**Your goal**
Output all the entries word for word. Omit the pictures.

[Data entries]

====================

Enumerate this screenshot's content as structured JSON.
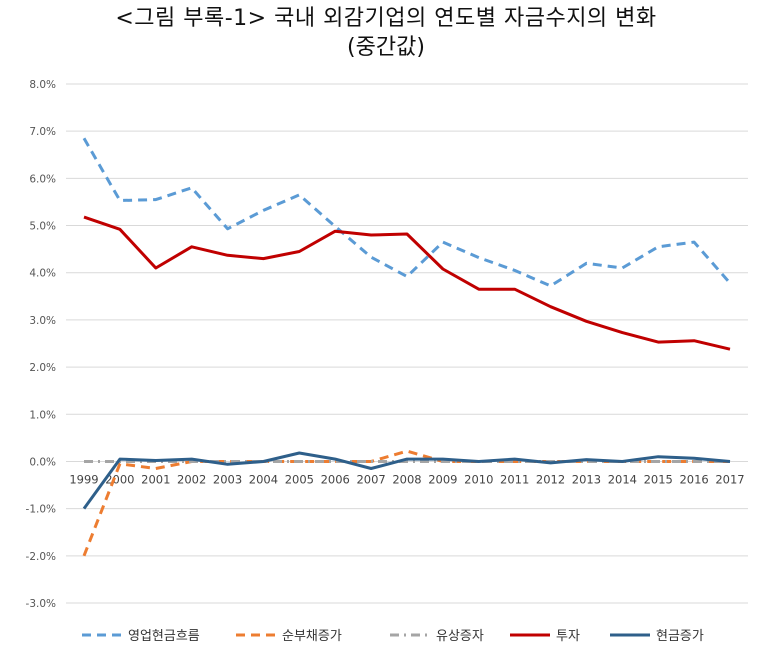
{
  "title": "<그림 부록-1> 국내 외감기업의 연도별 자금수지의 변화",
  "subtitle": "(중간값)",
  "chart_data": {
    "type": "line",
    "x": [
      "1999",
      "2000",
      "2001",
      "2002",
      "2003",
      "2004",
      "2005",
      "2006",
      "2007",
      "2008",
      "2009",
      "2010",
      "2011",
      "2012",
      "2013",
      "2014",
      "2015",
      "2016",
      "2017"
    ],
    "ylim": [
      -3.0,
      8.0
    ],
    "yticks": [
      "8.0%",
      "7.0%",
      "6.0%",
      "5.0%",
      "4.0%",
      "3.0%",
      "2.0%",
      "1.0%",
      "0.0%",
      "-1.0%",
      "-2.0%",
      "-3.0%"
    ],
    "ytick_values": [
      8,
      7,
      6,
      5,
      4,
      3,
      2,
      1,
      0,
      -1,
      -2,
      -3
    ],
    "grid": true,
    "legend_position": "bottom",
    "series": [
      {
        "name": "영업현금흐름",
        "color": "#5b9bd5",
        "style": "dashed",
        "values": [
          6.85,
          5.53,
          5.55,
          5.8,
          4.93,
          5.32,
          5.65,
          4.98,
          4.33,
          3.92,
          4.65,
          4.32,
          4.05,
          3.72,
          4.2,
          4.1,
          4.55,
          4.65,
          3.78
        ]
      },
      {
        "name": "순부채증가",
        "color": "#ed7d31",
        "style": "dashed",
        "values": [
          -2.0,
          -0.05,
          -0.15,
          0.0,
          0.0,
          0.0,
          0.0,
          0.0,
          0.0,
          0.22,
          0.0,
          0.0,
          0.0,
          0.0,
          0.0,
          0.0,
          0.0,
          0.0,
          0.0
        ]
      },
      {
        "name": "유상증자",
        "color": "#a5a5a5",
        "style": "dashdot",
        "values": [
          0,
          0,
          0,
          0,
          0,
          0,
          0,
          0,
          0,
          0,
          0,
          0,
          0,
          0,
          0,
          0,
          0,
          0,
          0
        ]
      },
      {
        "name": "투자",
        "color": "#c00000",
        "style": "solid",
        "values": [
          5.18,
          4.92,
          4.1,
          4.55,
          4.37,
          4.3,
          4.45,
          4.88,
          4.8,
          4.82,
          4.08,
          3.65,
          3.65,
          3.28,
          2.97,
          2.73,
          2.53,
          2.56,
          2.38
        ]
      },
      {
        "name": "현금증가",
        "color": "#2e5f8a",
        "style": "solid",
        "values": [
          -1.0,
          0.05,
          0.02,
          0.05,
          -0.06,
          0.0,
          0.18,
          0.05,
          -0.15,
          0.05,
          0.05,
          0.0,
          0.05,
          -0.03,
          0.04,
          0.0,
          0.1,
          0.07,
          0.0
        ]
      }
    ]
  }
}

====================

**Problem solution**
Enumerate this screenshot's content as structured JSON.
{
  "title": "<그림 부록-1> 국내 외감기업의 연도별 자금수지의 변화",
  "subtitle": "(중간값)",
  "chart_data": {
    "type": "line",
    "x": [
      "1999",
      "2000",
      "2001",
      "2002",
      "2003",
      "2004",
      "2005",
      "2006",
      "2007",
      "2008",
      "2009",
      "2010",
      "2011",
      "2012",
      "2013",
      "2014",
      "2015",
      "2016",
      "2017"
    ],
    "ylim": [
      -3.0,
      8.0
    ],
    "yticks": [
      "8.0%",
      "7.0%",
      "6.0%",
      "5.0%",
      "4.0%",
      "3.0%",
      "2.0%",
      "1.0%",
      "0.0%",
      "-1.0%",
      "-2.0%",
      "-3.0%"
    ],
    "ytick_values": [
      8,
      7,
      6,
      5,
      4,
      3,
      2,
      1,
      0,
      -1,
      -2,
      -3
    ],
    "grid": true,
    "legend_position": "bottom",
    "series": [
      {
        "name": "영업현금흐름",
        "color": "#5b9bd5",
        "style": "dashed",
        "values": [
          6.85,
          5.53,
          5.55,
          5.8,
          4.93,
          5.32,
          5.65,
          4.98,
          4.33,
          3.92,
          4.65,
          4.32,
          4.05,
          3.72,
          4.2,
          4.1,
          4.55,
          4.65,
          3.78
        ]
      },
      {
        "name": "순부채증가",
        "color": "#ed7d31",
        "style": "dashed",
        "values": [
          -2.0,
          -0.05,
          -0.15,
          0.0,
          0.0,
          0.0,
          0.0,
          0.0,
          0.0,
          0.22,
          0.0,
          0.0,
          0.0,
          0.0,
          0.0,
          0.0,
          0.0,
          0.0,
          0.0
        ]
      },
      {
        "name": "유상증자",
        "color": "#a5a5a5",
        "style": "dashdot",
        "values": [
          0,
          0,
          0,
          0,
          0,
          0,
          0,
          0,
          0,
          0,
          0,
          0,
          0,
          0,
          0,
          0,
          0,
          0,
          0
        ]
      },
      {
        "name": "투자",
        "color": "#c00000",
        "style": "solid",
        "values": [
          5.18,
          4.92,
          4.1,
          4.55,
          4.37,
          4.3,
          4.45,
          4.88,
          4.8,
          4.82,
          4.08,
          3.65,
          3.65,
          3.28,
          2.97,
          2.73,
          2.53,
          2.56,
          2.38
        ]
      },
      {
        "name": "현금증가",
        "color": "#2e5f8a",
        "style": "solid",
        "values": [
          -1.0,
          0.05,
          0.02,
          0.05,
          -0.06,
          0.0,
          0.18,
          0.05,
          -0.15,
          0.05,
          0.05,
          0.0,
          0.05,
          -0.03,
          0.04,
          0.0,
          0.1,
          0.07,
          0.0
        ]
      }
    ]
  }
}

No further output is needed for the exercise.